TASK REQUIREMENTS –
Output every record below exactly as it appears.

── SUPPLIED DATA

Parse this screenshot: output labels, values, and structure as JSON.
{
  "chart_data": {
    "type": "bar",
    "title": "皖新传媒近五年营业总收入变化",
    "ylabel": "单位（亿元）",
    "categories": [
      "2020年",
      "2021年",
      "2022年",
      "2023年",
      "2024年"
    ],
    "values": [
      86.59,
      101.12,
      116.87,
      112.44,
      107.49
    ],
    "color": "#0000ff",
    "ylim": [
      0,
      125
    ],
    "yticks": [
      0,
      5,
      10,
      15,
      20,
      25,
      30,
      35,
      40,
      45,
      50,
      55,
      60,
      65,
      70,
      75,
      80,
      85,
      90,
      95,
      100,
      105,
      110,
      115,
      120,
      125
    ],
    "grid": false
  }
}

────

THE COMPLETED TASK –
Parse this screenshot: output labels, values, and structure as JSON.
{
  "chart_data": {
    "type": "bar",
    "title": "皖新传媒近五年营业总收入变化",
    "ylabel": "单位（亿元）",
    "categories": [
      "2020年",
      "2021年",
      "2022年",
      "2023年",
      "2024年"
    ],
    "values": [
      86.59,
      101.12,
      116.87,
      112.44,
      107.49
    ],
    "color": "#0000ff",
    "ylim": [
      0,
      125
    ],
    "yticks": [
      0,
      5,
      10,
      15,
      20,
      25,
      30,
      35,
      40,
      45,
      50,
      55,
      60,
      65,
      70,
      75,
      80,
      85,
      90,
      95,
      100,
      105,
      110,
      115,
      120,
      125
    ],
    "grid": false
  }
}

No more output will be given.